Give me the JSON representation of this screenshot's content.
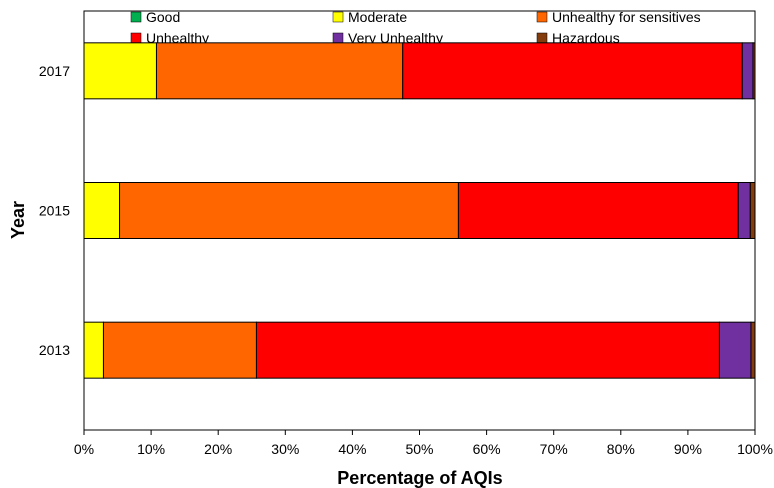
{
  "chart_data": {
    "type": "bar",
    "orientation": "horizontal",
    "stacked": true,
    "title": "",
    "xlabel": "Percentage of AQIs",
    "ylabel": "Year",
    "xlim": [
      0,
      100
    ],
    "x_ticks": [
      "0%",
      "10%",
      "20%",
      "30%",
      "40%",
      "50%",
      "60%",
      "70%",
      "80%",
      "90%",
      "100%"
    ],
    "categories": [
      "2017",
      "2015",
      "2013"
    ],
    "grid": false,
    "legend_position": "top",
    "series": [
      {
        "name": "Good",
        "color": "#00b050",
        "values": [
          0,
          0,
          0
        ]
      },
      {
        "name": "Moderate",
        "color": "#ffff00",
        "values": [
          10.8,
          5.3,
          2.9
        ]
      },
      {
        "name": "Unhealthy for sensitives",
        "color": "#ff6600",
        "values": [
          36.7,
          50.5,
          22.8
        ]
      },
      {
        "name": "Unhealthy",
        "color": "#ff0000",
        "values": [
          50.6,
          41.7,
          69.0
        ]
      },
      {
        "name": "Very Unhealthy",
        "color": "#7030a0",
        "values": [
          1.6,
          1.8,
          4.7
        ]
      },
      {
        "name": "Hazardous",
        "color": "#843c0c",
        "values": [
          0.3,
          0.7,
          0.6
        ]
      }
    ]
  }
}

——————————

Leave the pictures out and output the rest of the listing exactly.

THE OUTPUT:
Give me the JSON representation of this screenshot's content.
{
  "chart_data": {
    "type": "bar",
    "orientation": "horizontal",
    "stacked": true,
    "title": "",
    "xlabel": "Percentage of AQIs",
    "ylabel": "Year",
    "xlim": [
      0,
      100
    ],
    "x_ticks": [
      "0%",
      "10%",
      "20%",
      "30%",
      "40%",
      "50%",
      "60%",
      "70%",
      "80%",
      "90%",
      "100%"
    ],
    "categories": [
      "2017",
      "2015",
      "2013"
    ],
    "grid": false,
    "legend_position": "top",
    "series": [
      {
        "name": "Good",
        "color": "#00b050",
        "values": [
          0,
          0,
          0
        ]
      },
      {
        "name": "Moderate",
        "color": "#ffff00",
        "values": [
          10.8,
          5.3,
          2.9
        ]
      },
      {
        "name": "Unhealthy for sensitives",
        "color": "#ff6600",
        "values": [
          36.7,
          50.5,
          22.8
        ]
      },
      {
        "name": "Unhealthy",
        "color": "#ff0000",
        "values": [
          50.6,
          41.7,
          69.0
        ]
      },
      {
        "name": "Very Unhealthy",
        "color": "#7030a0",
        "values": [
          1.6,
          1.8,
          4.7
        ]
      },
      {
        "name": "Hazardous",
        "color": "#843c0c",
        "values": [
          0.3,
          0.7,
          0.6
        ]
      }
    ]
  }
}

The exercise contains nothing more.